▶ **To do**: Transcribe all of the records precisely as they are presented.

(Stored data entries)
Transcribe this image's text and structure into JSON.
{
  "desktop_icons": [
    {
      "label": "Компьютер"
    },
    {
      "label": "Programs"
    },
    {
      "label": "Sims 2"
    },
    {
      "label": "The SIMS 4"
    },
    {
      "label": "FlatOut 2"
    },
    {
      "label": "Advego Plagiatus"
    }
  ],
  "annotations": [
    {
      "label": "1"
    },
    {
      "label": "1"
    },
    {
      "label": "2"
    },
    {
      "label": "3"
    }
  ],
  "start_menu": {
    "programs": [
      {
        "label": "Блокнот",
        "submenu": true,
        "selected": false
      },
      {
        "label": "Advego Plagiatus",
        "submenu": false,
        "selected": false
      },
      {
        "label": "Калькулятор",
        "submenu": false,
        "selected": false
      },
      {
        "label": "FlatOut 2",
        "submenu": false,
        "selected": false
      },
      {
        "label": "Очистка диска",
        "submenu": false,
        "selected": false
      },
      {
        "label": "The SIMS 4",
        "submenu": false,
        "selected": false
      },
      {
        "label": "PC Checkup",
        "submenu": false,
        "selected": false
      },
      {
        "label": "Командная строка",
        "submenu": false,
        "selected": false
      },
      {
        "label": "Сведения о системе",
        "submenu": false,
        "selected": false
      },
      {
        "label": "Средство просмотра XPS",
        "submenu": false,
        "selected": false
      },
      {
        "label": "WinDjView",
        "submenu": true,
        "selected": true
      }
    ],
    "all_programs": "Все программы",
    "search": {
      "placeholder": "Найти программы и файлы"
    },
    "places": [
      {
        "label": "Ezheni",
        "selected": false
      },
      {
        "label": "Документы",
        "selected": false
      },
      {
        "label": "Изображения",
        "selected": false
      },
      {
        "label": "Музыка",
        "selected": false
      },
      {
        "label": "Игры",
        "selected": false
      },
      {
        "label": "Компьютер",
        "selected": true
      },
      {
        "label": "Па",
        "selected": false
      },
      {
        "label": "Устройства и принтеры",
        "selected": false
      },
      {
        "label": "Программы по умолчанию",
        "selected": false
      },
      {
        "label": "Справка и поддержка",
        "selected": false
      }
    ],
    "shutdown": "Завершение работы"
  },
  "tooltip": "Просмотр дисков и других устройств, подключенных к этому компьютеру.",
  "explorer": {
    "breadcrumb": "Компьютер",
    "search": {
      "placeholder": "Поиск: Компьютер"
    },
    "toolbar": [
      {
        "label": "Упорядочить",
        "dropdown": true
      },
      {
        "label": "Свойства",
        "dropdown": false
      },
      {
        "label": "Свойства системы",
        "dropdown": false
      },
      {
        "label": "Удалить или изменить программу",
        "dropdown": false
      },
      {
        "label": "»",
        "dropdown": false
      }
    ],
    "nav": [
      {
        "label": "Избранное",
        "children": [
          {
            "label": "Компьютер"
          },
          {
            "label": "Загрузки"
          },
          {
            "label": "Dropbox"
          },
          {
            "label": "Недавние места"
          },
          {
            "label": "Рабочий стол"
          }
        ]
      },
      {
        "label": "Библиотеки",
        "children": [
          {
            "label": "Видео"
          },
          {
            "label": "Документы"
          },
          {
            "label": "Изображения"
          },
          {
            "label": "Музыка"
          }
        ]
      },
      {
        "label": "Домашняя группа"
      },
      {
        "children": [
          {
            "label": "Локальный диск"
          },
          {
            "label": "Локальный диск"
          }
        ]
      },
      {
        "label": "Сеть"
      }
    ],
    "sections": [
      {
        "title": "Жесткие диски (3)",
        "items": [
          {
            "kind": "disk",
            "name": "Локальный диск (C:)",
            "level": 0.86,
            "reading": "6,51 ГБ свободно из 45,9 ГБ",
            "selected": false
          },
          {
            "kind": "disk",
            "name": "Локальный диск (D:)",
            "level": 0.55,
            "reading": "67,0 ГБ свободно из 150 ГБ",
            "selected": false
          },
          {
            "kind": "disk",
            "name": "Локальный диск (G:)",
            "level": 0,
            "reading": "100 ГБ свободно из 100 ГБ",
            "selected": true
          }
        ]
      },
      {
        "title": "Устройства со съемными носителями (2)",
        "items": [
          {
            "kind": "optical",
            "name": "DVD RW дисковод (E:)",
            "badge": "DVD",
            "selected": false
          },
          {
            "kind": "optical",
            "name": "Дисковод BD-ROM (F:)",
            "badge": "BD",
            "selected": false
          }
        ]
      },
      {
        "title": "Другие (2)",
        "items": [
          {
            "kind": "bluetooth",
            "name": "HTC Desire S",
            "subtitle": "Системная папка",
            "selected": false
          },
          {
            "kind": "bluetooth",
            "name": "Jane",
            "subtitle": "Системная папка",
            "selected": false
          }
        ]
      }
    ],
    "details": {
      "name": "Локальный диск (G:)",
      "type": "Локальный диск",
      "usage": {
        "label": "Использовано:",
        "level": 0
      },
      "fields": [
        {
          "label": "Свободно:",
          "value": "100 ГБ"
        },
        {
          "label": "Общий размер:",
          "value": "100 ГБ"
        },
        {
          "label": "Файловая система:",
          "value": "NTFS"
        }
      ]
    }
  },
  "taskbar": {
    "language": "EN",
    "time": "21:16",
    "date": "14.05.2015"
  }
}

▶ **Exercise response**:
Transcribe this image's text and structure into JSON.
{
  "desktop_icons": [
    {
      "label": "Компьютер"
    },
    {
      "label": "Programs"
    },
    {
      "label": "Sims 2"
    },
    {
      "label": "The SIMS 4"
    },
    {
      "label": "FlatOut 2"
    },
    {
      "label": "Advego Plagiatus"
    }
  ],
  "annotations": [
    {
      "label": "1"
    },
    {
      "label": "1"
    },
    {
      "label": "2"
    },
    {
      "label": "3"
    }
  ],
  "start_menu": {
    "programs": [
      {
        "label": "Блокнот",
        "submenu": true,
        "selected": false
      },
      {
        "label": "Advego Plagiatus",
        "submenu": false,
        "selected": false
      },
      {
        "label": "Калькулятор",
        "submenu": false,
        "selected": false
      },
      {
        "label": "FlatOut 2",
        "submenu": false,
        "selected": false
      },
      {
        "label": "Очистка диска",
        "submenu": false,
        "selected": false
      },
      {
        "label": "The SIMS 4",
        "submenu": false,
        "selected": false
      },
      {
        "label": "PC Checkup",
        "submenu": false,
        "selected": false
      },
      {
        "label": "Командная строка",
        "submenu": false,
        "selected": false
      },
      {
        "label": "Сведения о системе",
        "submenu": false,
        "selected": false
      },
      {
        "label": "Средство просмотра XPS",
        "submenu": false,
        "selected": false
      },
      {
        "label": "WinDjView",
        "submenu": true,
        "selected": true
      }
    ],
    "all_programs": "Все программы",
    "search": {
      "placeholder": "Найти программы и файлы"
    },
    "places": [
      {
        "label": "Ezheni",
        "selected": false
      },
      {
        "label": "Документы",
        "selected": false
      },
      {
        "label": "Изображения",
        "selected": false
      },
      {
        "label": "Музыка",
        "selected": false
      },
      {
        "label": "Игры",
        "selected": false
      },
      {
        "label": "Компьютер",
        "selected": true
      },
      {
        "label": "Па",
        "selected": false
      },
      {
        "label": "Устройства и принтеры",
        "selected": false
      },
      {
        "label": "Программы по умолчанию",
        "selected": false
      },
      {
        "label": "Справка и поддержка",
        "selected": false
      }
    ],
    "shutdown": "Завершение работы"
  },
  "tooltip": "Просмотр дисков и других устройств, подключенных к этому компьютеру.",
  "explorer": {
    "breadcrumb": "Компьютер",
    "search": {
      "placeholder": "Поиск: Компьютер"
    },
    "toolbar": [
      {
        "label": "Упорядочить",
        "dropdown": true
      },
      {
        "label": "Свойства",
        "dropdown": false
      },
      {
        "label": "Свойства системы",
        "dropdown": false
      },
      {
        "label": "Удалить или изменить программу",
        "dropdown": false
      },
      {
        "label": "»",
        "dropdown": false
      }
    ],
    "nav": [
      {
        "label": "Избранное",
        "children": [
          {
            "label": "Компьютер"
          },
          {
            "label": "Загрузки"
          },
          {
            "label": "Dropbox"
          },
          {
            "label": "Недавние места"
          },
          {
            "label": "Рабочий стол"
          }
        ]
      },
      {
        "label": "Библиотеки",
        "children": [
          {
            "label": "Видео"
          },
          {
            "label": "Документы"
          },
          {
            "label": "Изображения"
          },
          {
            "label": "Музыка"
          }
        ]
      },
      {
        "label": "Домашняя группа"
      },
      {
        "children": [
          {
            "label": "Локальный диск"
          },
          {
            "label": "Локальный диск"
          }
        ]
      },
      {
        "label": "Сеть"
      }
    ],
    "sections": [
      {
        "title": "Жесткие диски (3)",
        "items": [
          {
            "kind": "disk",
            "name": "Локальный диск (C:)",
            "level": 0.86,
            "reading": "6,51 ГБ свободно из 45,9 ГБ",
            "selected": false
          },
          {
            "kind": "disk",
            "name": "Локальный диск (D:)",
            "level": 0.55,
            "reading": "67,0 ГБ свободно из 150 ГБ",
            "selected": false
          },
          {
            "kind": "disk",
            "name": "Локальный диск (G:)",
            "level": 0,
            "reading": "100 ГБ свободно из 100 ГБ",
            "selected": true
          }
        ]
      },
      {
        "title": "Устройства со съемными носителями (2)",
        "items": [
          {
            "kind": "optical",
            "name": "DVD RW дисковод (E:)",
            "badge": "DVD",
            "selected": false
          },
          {
            "kind": "optical",
            "name": "Дисковод BD-ROM (F:)",
            "badge": "BD",
            "selected": false
          }
        ]
      },
      {
        "title": "Другие (2)",
        "items": [
          {
            "kind": "bluetooth",
            "name": "HTC Desire S",
            "subtitle": "Системная папка",
            "selected": false
          },
          {
            "kind": "bluetooth",
            "name": "Jane",
            "subtitle": "Системная папка",
            "selected": false
          }
        ]
      }
    ],
    "details": {
      "name": "Локальный диск (G:)",
      "type": "Локальный диск",
      "usage": {
        "label": "Использовано:",
        "level": 0
      },
      "fields": [
        {
          "label": "Свободно:",
          "value": "100 ГБ"
        },
        {
          "label": "Общий размер:",
          "value": "100 ГБ"
        },
        {
          "label": "Файловая система:",
          "value": "NTFS"
        }
      ]
    }
  },
  "taskbar": {
    "language": "EN",
    "time": "21:16",
    "date": "14.05.2015"
  }
}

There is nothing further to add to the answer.